((
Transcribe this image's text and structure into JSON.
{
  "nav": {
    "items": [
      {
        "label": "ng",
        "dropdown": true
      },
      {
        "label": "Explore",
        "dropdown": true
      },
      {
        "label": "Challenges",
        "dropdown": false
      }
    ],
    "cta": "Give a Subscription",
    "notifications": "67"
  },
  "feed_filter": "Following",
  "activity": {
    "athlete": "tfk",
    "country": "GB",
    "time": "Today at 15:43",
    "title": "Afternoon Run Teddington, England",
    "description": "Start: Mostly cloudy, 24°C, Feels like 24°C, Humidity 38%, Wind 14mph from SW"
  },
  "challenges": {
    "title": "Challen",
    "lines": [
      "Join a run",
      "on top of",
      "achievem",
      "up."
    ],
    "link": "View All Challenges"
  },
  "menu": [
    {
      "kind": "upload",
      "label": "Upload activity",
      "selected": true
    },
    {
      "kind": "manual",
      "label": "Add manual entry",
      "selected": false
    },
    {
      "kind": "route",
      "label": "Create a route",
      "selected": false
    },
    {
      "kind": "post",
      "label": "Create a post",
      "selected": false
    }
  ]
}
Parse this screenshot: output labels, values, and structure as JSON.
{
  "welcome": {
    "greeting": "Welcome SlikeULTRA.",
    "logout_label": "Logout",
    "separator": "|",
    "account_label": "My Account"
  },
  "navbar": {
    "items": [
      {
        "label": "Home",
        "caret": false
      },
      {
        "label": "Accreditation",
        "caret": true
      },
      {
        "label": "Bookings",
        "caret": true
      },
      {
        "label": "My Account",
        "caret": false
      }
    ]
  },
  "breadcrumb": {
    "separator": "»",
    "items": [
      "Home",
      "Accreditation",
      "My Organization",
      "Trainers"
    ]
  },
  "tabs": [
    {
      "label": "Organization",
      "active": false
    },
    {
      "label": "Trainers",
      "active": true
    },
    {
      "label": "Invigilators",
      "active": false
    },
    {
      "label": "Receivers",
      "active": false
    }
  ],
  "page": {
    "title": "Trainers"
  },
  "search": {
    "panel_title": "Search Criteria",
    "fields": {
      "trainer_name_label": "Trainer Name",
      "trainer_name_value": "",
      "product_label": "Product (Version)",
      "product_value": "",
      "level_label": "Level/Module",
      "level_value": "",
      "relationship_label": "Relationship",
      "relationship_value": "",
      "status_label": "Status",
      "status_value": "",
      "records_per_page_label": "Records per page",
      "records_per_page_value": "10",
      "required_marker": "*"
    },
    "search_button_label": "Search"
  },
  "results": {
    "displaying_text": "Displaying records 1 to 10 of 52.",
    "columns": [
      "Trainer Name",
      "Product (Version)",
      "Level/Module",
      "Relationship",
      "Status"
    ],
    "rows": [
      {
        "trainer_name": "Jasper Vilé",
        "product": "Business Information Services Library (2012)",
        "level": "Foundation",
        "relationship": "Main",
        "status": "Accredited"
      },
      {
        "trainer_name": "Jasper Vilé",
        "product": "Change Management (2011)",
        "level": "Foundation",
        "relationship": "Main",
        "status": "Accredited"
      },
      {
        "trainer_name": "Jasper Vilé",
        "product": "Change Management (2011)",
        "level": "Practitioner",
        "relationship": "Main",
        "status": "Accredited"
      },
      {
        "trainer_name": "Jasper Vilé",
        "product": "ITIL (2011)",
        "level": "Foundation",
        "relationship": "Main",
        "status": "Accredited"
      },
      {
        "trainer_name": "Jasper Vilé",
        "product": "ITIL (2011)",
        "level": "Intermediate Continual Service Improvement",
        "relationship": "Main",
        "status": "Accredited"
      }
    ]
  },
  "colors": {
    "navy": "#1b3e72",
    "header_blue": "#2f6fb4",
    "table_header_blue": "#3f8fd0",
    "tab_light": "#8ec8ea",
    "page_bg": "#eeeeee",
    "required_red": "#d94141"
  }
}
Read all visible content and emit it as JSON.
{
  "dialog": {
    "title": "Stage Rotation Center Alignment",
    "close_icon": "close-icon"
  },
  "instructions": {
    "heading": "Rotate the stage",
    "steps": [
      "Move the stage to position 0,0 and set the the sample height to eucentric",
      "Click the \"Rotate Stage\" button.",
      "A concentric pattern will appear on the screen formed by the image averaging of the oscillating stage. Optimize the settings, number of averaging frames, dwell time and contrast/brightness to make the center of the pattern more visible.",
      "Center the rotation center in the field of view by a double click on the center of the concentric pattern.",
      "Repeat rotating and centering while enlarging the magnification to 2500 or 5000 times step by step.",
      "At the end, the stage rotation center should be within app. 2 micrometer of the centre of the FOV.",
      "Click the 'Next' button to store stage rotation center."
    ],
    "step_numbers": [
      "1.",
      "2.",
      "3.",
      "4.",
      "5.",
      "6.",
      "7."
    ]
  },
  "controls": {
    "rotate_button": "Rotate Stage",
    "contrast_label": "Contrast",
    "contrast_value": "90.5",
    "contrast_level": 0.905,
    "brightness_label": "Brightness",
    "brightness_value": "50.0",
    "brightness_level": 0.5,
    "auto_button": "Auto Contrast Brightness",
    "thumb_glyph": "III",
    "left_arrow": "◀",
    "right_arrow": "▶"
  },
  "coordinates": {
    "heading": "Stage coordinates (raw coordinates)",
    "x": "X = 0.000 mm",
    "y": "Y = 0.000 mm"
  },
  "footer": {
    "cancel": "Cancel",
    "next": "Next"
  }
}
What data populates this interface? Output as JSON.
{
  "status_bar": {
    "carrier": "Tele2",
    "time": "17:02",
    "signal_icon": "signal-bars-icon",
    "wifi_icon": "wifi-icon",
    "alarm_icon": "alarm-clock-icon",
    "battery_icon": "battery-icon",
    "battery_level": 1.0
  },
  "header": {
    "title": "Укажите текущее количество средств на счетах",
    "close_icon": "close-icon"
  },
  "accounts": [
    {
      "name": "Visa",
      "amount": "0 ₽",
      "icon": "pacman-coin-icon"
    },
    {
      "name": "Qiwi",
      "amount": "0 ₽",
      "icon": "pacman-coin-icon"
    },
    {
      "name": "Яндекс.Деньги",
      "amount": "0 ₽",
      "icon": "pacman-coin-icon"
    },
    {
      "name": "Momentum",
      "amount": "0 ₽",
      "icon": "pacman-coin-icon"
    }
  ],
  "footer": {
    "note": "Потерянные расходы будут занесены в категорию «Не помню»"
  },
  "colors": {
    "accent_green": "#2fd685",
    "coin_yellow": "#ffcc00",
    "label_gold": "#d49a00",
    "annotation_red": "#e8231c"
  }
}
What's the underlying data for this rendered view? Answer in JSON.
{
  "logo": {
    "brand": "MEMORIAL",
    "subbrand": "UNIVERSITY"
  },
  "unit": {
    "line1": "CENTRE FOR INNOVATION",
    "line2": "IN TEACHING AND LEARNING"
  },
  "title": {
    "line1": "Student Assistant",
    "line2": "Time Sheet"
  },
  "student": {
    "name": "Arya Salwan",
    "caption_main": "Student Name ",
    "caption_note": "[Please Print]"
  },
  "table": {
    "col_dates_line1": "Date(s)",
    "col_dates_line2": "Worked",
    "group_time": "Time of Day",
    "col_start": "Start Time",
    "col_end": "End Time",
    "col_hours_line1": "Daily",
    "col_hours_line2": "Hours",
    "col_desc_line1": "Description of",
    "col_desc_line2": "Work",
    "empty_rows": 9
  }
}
))
**Stated exercise**.
Reproduce all of the records exactly.

**Result for this task**.
Transcribe this image's text and structure into JSON.
{
  "nav": {
    "items": [
      {
        "label": "ng",
        "dropdown": true
      },
      {
        "label": "Explore",
        "dropdown": true
      },
      {
        "label": "Challenges",
        "dropdown": false
      }
    ],
    "cta": "Give a Subscription",
    "notifications": "67"
  },
  "feed_filter": "Following",
  "activity": {
    "athlete": "tfk",
    "country": "GB",
    "time": "Today at 15:43",
    "title": "Afternoon Run Teddington, England",
    "description": "Start: Mostly cloudy, 24°C, Feels like 24°C, Humidity 38%, Wind 14mph from SW"
  },
  "challenges": {
    "title": "Challen",
    "lines": [
      "Join a run",
      "on top of",
      "achievem",
      "up."
    ],
    "link": "View All Challenges"
  },
  "menu": [
    {
      "kind": "upload",
      "label": "Upload activity",
      "selected": true
    },
    {
      "kind": "manual",
      "label": "Add manual entry",
      "selected": false
    },
    {
      "kind": "route",
      "label": "Create a route",
      "selected": false
    },
    {
      "kind": "post",
      "label": "Create a post",
      "selected": false
    }
  ]
}
Parse this screenshot: output labels, values, and structure as JSON.
{
  "welcome": {
    "greeting": "Welcome SlikeULTRA.",
    "logout_label": "Logout",
    "separator": "|",
    "account_label": "My Account"
  },
  "navbar": {
    "items": [
      {
        "label": "Home",
        "caret": false
      },
      {
        "label": "Accreditation",
        "caret": true
      },
      {
        "label": "Bookings",
        "caret": true
      },
      {
        "label": "My Account",
        "caret": false
      }
    ]
  },
  "breadcrumb": {
    "separator": "»",
    "items": [
      "Home",
      "Accreditation",
      "My Organization",
      "Trainers"
    ]
  },
  "tabs": [
    {
      "label": "Organization",
      "active": false
    },
    {
      "label": "Trainers",
      "active": true
    },
    {
      "label": "Invigilators",
      "active": false
    },
    {
      "label": "Receivers",
      "active": false
    }
  ],
  "page": {
    "title": "Trainers"
  },
  "search": {
    "panel_title": "Search Criteria",
    "fields": {
      "trainer_name_label": "Trainer Name",
      "trainer_name_value": "",
      "product_label": "Product (Version)",
      "product_value": "",
      "level_label": "Level/Module",
      "level_value": "",
      "relationship_label": "Relationship",
      "relationship_value": "",
      "status_label": "Status",
      "status_value": "",
      "records_per_page_label": "Records per page",
      "records_per_page_value": "10",
      "required_marker": "*"
    },
    "search_button_label": "Search"
  },
  "results": {
    "displaying_text": "Displaying records 1 to 10 of 52.",
    "columns": [
      "Trainer Name",
      "Product (Version)",
      "Level/Module",
      "Relationship",
      "Status"
    ],
    "rows": [
      {
        "trainer_name": "Jasper Vilé",
        "product": "Business Information Services Library (2012)",
        "level": "Foundation",
        "relationship": "Main",
        "status": "Accredited"
      },
      {
        "trainer_name": "Jasper Vilé",
        "product": "Change Management (2011)",
        "level": "Foundation",
        "relationship": "Main",
        "status": "Accredited"
      },
      {
        "trainer_name": "Jasper Vilé",
        "product": "Change Management (2011)",
        "level": "Practitioner",
        "relationship": "Main",
        "status": "Accredited"
      },
      {
        "trainer_name": "Jasper Vilé",
        "product": "ITIL (2011)",
        "level": "Foundation",
        "relationship": "Main",
        "status": "Accredited"
      },
      {
        "trainer_name": "Jasper Vilé",
        "product": "ITIL (2011)",
        "level": "Intermediate Continual Service Improvement",
        "relationship": "Main",
        "status": "Accredited"
      }
    ]
  },
  "colors": {
    "navy": "#1b3e72",
    "header_blue": "#2f6fb4",
    "table_header_blue": "#3f8fd0",
    "tab_light": "#8ec8ea",
    "page_bg": "#eeeeee",
    "required_red": "#d94141"
  }
}
Read all visible content and emit it as JSON.
{
  "dialog": {
    "title": "Stage Rotation Center Alignment",
    "close_icon": "close-icon"
  },
  "instructions": {
    "heading": "Rotate the stage",
    "steps": [
      "Move the stage to position 0,0 and set the the sample height to eucentric",
      "Click the \"Rotate Stage\" button.",
      "A concentric pattern will appear on the screen formed by the image averaging of the oscillating stage. Optimize the settings, number of averaging frames, dwell time and contrast/brightness to make the center of the pattern more visible.",
      "Center the rotation center in the field of view by a double click on the center of the concentric pattern.",
      "Repeat rotating and centering while enlarging the magnification to 2500 or 5000 times step by step.",
      "At the end, the stage rotation center should be within app. 2 micrometer of the centre of the FOV.",
      "Click the 'Next' button to store stage rotation center."
    ],
    "step_numbers": [
      "1.",
      "2.",
      "3.",
      "4.",
      "5.",
      "6.",
      "7."
    ]
  },
  "controls": {
    "rotate_button": "Rotate Stage",
    "contrast_label": "Contrast",
    "contrast_value": "90.5",
    "contrast_level": 0.905,
    "brightness_label": "Brightness",
    "brightness_value": "50.0",
    "brightness_level": 0.5,
    "auto_button": "Auto Contrast Brightness",
    "thumb_glyph": "III",
    "left_arrow": "◀",
    "right_arrow": "▶"
  },
  "coordinates": {
    "heading": "Stage coordinates (raw coordinates)",
    "x": "X = 0.000 mm",
    "y": "Y = 0.000 mm"
  },
  "footer": {
    "cancel": "Cancel",
    "next": "Next"
  }
}
What data populates this interface? Output as JSON.
{
  "status_bar": {
    "carrier": "Tele2",
    "time": "17:02",
    "signal_icon": "signal-bars-icon",
    "wifi_icon": "wifi-icon",
    "alarm_icon": "alarm-clock-icon",
    "battery_icon": "battery-icon",
    "battery_level": 1.0
  },
  "header": {
    "title": "Укажите текущее количество средств на счетах",
    "close_icon": "close-icon"
  },
  "accounts": [
    {
      "name": "Visa",
      "amount": "0 ₽",
      "icon": "pacman-coin-icon"
    },
    {
      "name": "Qiwi",
      "amount": "0 ₽",
      "icon": "pacman-coin-icon"
    },
    {
      "name": "Яндекс.Деньги",
      "amount": "0 ₽",
      "icon": "pacman-coin-icon"
    },
    {
      "name": "Momentum",
      "amount": "0 ₽",
      "icon": "pacman-coin-icon"
    }
  ],
  "footer": {
    "note": "Потерянные расходы будут занесены в категорию «Не помню»"
  },
  "colors": {
    "accent_green": "#2fd685",
    "coin_yellow": "#ffcc00",
    "label_gold": "#d49a00",
    "annotation_red": "#e8231c"
  }
}
What's the underlying data for this rendered view? Answer in JSON.
{
  "logo": {
    "brand": "MEMORIAL",
    "subbrand": "UNIVERSITY"
  },
  "unit": {
    "line1": "CENTRE FOR INNOVATION",
    "line2": "IN TEACHING AND LEARNING"
  },
  "title": {
    "line1": "Student Assistant",
    "line2": "Time Sheet"
  },
  "student": {
    "name": "Arya Salwan",
    "caption_main": "Student Name ",
    "caption_note": "[Please Print]"
  },
  "table": {
    "col_dates_line1": "Date(s)",
    "col_dates_line2": "Worked",
    "group_time": "Time of Day",
    "col_start": "Start Time",
    "col_end": "End Time",
    "col_hours_line1": "Daily",
    "col_hours_line2": "Hours",
    "col_desc_line1": "Description of",
    "col_desc_line2": "Work",
    "empty_rows": 9
  }
}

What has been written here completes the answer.